▸ What you will do
Write the number of lines holding the word "core", and nothing else.

::::::::

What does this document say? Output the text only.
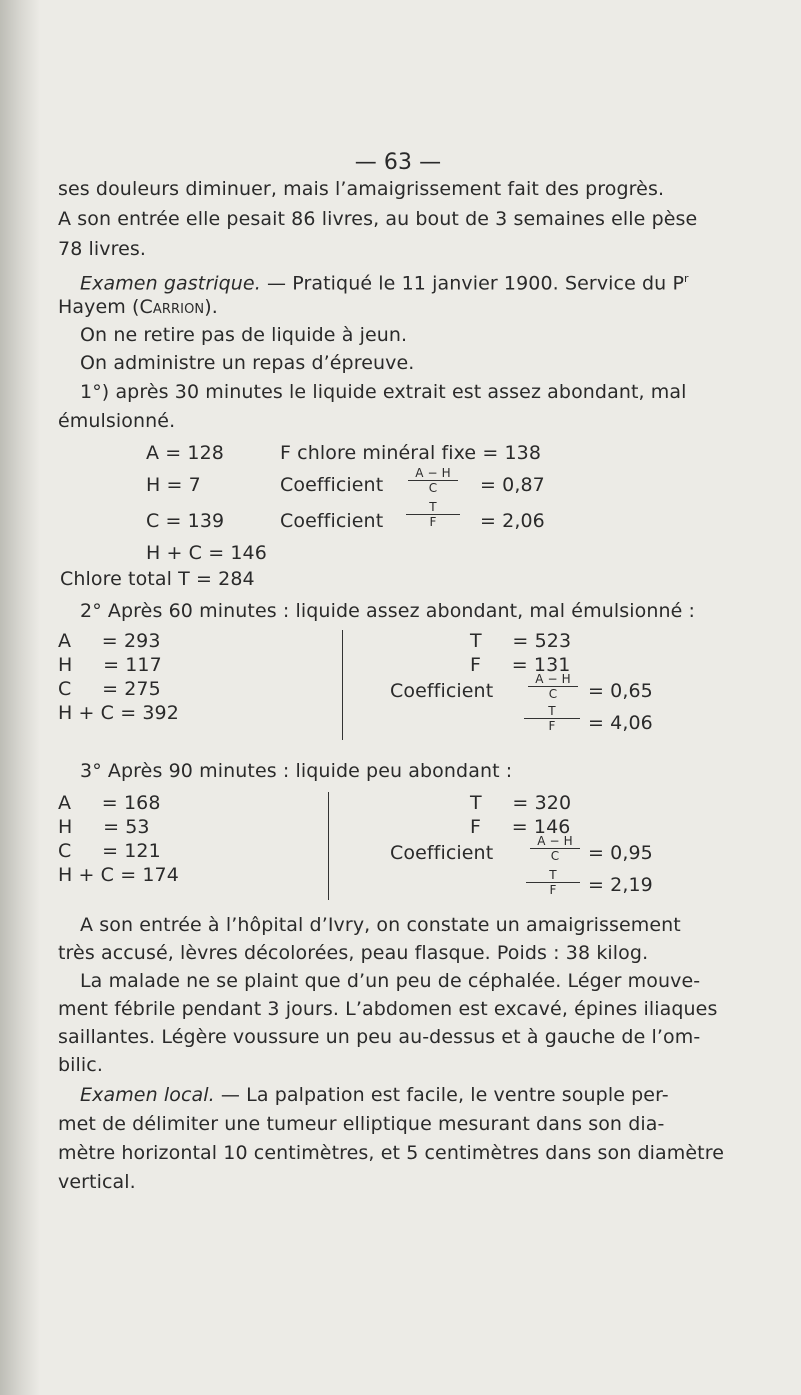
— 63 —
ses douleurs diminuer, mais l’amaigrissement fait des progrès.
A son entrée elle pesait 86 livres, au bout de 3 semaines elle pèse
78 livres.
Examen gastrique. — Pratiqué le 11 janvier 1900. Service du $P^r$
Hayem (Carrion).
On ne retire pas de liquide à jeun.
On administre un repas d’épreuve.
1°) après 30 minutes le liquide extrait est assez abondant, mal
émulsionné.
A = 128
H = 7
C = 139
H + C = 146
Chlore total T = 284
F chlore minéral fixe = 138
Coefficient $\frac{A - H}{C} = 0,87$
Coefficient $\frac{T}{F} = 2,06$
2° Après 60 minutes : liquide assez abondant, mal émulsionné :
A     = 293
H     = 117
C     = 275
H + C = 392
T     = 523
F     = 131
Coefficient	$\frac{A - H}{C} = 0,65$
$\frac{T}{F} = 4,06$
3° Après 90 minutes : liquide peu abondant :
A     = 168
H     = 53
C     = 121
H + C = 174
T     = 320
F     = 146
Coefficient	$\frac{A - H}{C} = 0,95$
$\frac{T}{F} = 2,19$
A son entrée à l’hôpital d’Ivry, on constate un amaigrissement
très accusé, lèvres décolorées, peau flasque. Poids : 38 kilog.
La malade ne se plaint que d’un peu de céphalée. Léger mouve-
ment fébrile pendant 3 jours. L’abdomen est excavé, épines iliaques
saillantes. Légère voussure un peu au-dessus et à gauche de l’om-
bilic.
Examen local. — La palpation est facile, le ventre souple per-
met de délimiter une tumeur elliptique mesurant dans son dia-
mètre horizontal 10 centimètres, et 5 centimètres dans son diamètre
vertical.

::::::::

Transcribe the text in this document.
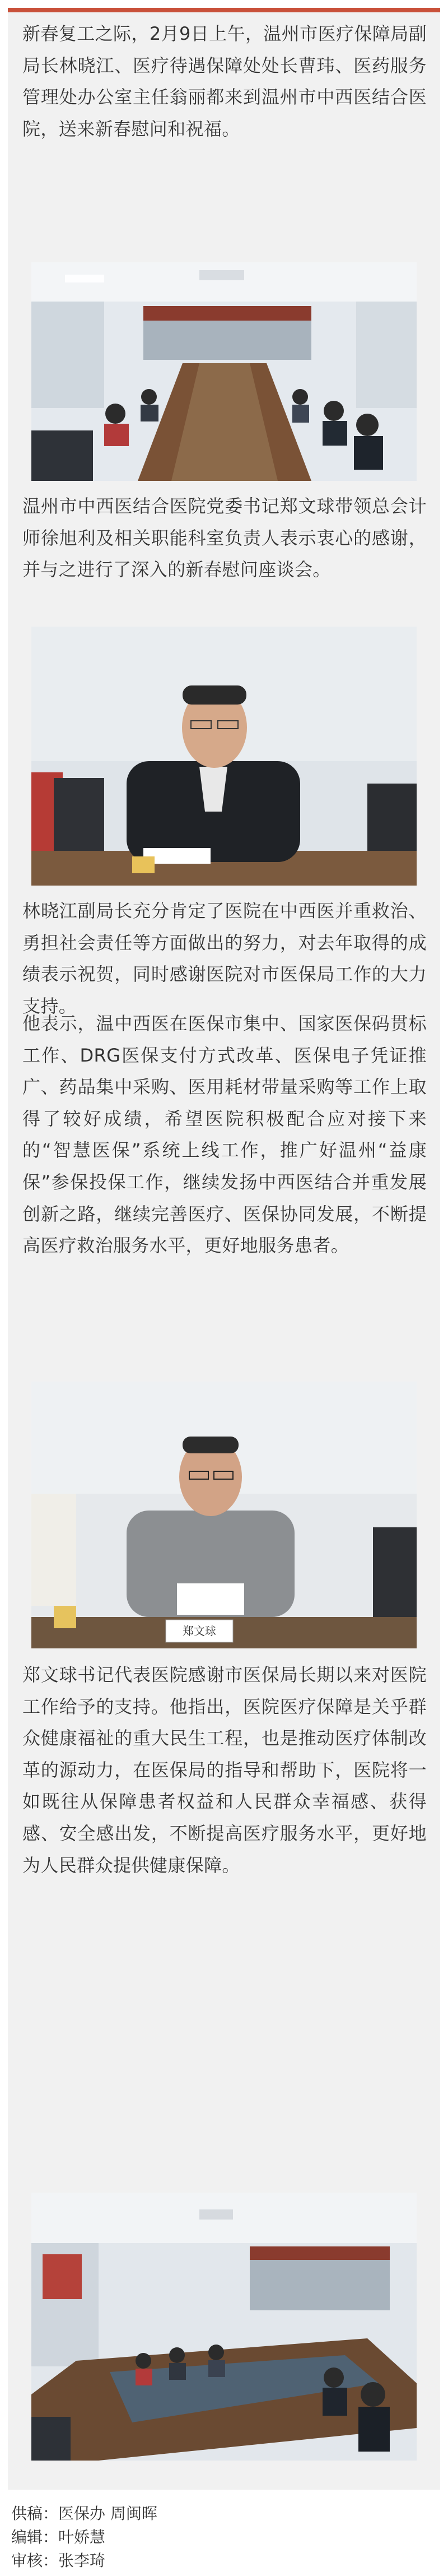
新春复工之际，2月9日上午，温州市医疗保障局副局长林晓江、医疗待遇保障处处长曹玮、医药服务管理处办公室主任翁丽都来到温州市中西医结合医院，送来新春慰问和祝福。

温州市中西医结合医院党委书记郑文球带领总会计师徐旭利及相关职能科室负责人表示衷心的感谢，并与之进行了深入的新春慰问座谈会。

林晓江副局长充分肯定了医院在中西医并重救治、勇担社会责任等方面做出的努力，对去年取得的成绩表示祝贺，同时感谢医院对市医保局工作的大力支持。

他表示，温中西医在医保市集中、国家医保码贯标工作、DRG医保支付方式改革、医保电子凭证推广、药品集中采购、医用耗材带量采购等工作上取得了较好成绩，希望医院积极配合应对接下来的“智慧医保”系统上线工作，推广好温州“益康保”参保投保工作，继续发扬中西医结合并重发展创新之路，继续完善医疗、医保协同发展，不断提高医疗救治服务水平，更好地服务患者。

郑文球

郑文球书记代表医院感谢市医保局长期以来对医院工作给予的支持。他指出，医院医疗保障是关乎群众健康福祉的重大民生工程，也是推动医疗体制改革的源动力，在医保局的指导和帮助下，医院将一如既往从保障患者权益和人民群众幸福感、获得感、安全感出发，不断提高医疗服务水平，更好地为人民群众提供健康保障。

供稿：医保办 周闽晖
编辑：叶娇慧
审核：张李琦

::::::::

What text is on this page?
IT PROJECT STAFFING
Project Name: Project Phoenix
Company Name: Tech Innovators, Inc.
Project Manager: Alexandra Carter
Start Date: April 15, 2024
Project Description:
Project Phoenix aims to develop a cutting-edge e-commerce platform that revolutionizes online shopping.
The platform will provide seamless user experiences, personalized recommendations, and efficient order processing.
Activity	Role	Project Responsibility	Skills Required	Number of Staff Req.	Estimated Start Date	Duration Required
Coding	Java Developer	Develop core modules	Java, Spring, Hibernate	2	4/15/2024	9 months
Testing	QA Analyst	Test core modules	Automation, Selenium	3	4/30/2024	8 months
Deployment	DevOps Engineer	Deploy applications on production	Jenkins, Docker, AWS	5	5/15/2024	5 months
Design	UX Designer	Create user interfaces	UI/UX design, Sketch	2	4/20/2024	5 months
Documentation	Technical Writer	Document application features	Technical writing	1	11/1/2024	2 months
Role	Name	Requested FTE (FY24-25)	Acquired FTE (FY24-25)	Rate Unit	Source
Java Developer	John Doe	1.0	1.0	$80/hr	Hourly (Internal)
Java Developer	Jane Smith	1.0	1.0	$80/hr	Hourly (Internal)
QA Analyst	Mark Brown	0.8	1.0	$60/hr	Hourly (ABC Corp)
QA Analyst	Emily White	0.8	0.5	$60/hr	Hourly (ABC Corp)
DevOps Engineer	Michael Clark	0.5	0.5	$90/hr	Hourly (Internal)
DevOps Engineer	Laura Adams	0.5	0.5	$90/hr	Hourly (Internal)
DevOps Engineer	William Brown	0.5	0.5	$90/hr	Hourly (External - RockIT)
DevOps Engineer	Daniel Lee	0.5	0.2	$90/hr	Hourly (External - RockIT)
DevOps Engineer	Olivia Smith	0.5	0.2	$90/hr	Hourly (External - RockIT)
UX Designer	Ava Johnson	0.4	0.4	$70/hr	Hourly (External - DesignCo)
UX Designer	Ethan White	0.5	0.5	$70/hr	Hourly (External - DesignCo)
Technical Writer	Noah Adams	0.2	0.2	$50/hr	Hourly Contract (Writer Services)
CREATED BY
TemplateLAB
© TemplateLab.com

::::::::

▸ Correct result
2